EXO1 protects BRCA1-deficient cells against toxic DNA lesions

Bert van de Kooij, Anne Schreuder, Raphael Pavani, Veronica Garzero, Sidrit Uruci, Tiemen J. Wendel, Arne van Hoeck, Marta San Martin Alonso, Marieke Everts, Dana Koerse, Elsa Callen, Jasper Boom, Hailiang Mei, Edwin Cuppen, Martijn S. Luijsterburg, Marcel A.T.M. van Vugt, André Nussenzweig, Haico van Attikum*, Sylvie M. Noordermeer*

*Corresponding author for this work

Research output: Contribution to journalArticleAcademicpeer-review

Abstract

Inactivating mutations in the BRCA1 and BRCA2 genes impair DNA double-strand break (DSB) repair by homologous recombination (HR), leading to chromosomal instability and cancer. Importantly, BRCA1/2 deficiency also causes therapeutically targetable vulnerabilities. Here, we identify the dependency on the end resection factor EXO1 as a key vulnerability of BRCA1-deficient cells. EXO1 deficiency generates poly(ADP-ribose)-decorated DNA lesions during S phase that associate with unresolved DSBs and genomic instability in BRCA1-deficient but not in wild-type or BRCA2-deficient cells. Our data indicate that BRCA1/EXO1 double-deficient cells accumulate DSBs due to impaired repair by single-strand annealing (SSA) on top of their HR defect. In contrast, BRCA2-deficient cells retain SSA activity in the absence of EXO1 and hence tolerate EXO1 loss. Consistent with a dependency on EXO1-mediated SSA, we find that BRCA1-mutated tumors show elevated EXO1 expression and increased SSA-associated genomic scars compared with BRCA1-proficient tumors. Overall, our findings uncover EXO1 as a promising therapeutic target for BRCA1-deficient tumors.
....................
List every abbreviation that the abstract above spells out in full, along with its expansion. The records that follow come from a separate source, not from the abstract above.

__Supplied material__.
....................
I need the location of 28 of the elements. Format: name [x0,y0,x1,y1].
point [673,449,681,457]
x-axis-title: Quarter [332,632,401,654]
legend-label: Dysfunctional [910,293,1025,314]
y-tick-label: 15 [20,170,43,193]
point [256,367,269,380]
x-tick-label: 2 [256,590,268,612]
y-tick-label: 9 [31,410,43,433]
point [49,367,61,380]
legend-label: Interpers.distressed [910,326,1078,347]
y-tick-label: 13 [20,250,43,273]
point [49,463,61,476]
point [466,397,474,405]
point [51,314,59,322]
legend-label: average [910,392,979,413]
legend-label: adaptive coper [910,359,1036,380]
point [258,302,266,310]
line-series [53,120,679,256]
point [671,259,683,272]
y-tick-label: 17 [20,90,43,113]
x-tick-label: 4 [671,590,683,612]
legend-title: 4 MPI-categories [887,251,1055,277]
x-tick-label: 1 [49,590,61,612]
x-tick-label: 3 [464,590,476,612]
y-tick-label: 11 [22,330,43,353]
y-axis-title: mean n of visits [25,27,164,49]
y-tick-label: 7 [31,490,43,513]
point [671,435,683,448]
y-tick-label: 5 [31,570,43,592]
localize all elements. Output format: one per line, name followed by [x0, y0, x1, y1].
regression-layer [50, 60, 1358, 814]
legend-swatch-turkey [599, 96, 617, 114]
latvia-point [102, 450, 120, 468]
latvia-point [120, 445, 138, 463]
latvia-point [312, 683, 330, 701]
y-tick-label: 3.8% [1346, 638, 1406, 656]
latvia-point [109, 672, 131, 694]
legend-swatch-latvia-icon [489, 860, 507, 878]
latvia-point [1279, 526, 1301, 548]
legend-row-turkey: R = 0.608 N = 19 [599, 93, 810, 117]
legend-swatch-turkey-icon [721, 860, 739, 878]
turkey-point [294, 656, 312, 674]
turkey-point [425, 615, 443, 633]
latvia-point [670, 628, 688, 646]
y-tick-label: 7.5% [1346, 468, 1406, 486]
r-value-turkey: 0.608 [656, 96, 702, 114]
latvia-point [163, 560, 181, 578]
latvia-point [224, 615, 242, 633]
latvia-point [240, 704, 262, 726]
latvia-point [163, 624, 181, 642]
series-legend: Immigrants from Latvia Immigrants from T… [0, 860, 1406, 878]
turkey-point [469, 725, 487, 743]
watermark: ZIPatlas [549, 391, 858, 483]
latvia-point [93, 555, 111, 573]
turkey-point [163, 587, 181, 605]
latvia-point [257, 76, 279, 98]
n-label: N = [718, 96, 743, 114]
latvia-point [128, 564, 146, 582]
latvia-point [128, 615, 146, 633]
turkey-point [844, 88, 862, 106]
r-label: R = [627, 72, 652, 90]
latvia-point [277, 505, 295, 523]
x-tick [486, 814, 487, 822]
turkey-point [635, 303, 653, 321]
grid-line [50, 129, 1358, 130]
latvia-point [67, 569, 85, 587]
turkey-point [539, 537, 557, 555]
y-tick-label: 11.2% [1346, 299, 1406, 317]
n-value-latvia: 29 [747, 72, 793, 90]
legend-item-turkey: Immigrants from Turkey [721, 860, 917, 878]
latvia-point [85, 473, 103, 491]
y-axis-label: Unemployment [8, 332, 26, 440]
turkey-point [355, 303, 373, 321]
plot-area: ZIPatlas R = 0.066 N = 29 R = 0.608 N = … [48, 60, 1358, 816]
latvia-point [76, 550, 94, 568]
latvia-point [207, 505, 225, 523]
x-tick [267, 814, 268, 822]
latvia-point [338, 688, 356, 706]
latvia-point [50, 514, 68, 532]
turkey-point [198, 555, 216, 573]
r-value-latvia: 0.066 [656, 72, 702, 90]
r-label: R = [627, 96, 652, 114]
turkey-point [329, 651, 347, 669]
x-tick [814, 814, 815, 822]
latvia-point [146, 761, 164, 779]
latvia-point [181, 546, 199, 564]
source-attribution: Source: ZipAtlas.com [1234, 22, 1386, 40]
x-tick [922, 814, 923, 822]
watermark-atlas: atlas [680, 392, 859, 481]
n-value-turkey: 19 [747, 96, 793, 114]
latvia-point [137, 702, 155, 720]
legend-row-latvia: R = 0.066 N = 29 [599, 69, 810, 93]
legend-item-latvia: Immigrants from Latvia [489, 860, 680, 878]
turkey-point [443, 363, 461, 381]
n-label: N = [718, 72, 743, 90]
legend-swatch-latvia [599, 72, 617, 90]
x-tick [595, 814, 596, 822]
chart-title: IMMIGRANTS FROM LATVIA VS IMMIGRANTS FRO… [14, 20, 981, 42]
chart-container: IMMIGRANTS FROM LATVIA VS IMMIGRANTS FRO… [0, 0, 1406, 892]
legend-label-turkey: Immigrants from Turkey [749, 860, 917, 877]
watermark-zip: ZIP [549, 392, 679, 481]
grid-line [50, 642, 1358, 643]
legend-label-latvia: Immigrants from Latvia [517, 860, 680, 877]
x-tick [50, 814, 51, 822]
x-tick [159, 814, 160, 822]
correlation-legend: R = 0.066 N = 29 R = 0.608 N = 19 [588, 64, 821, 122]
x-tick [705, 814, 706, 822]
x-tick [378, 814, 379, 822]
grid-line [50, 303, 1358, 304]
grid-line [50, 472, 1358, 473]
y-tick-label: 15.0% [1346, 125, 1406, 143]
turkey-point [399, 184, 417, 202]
....................
__Reply to the task__.
- DSB: double-strand break
- HR: homologous recombination
- SSA: single-strand annealing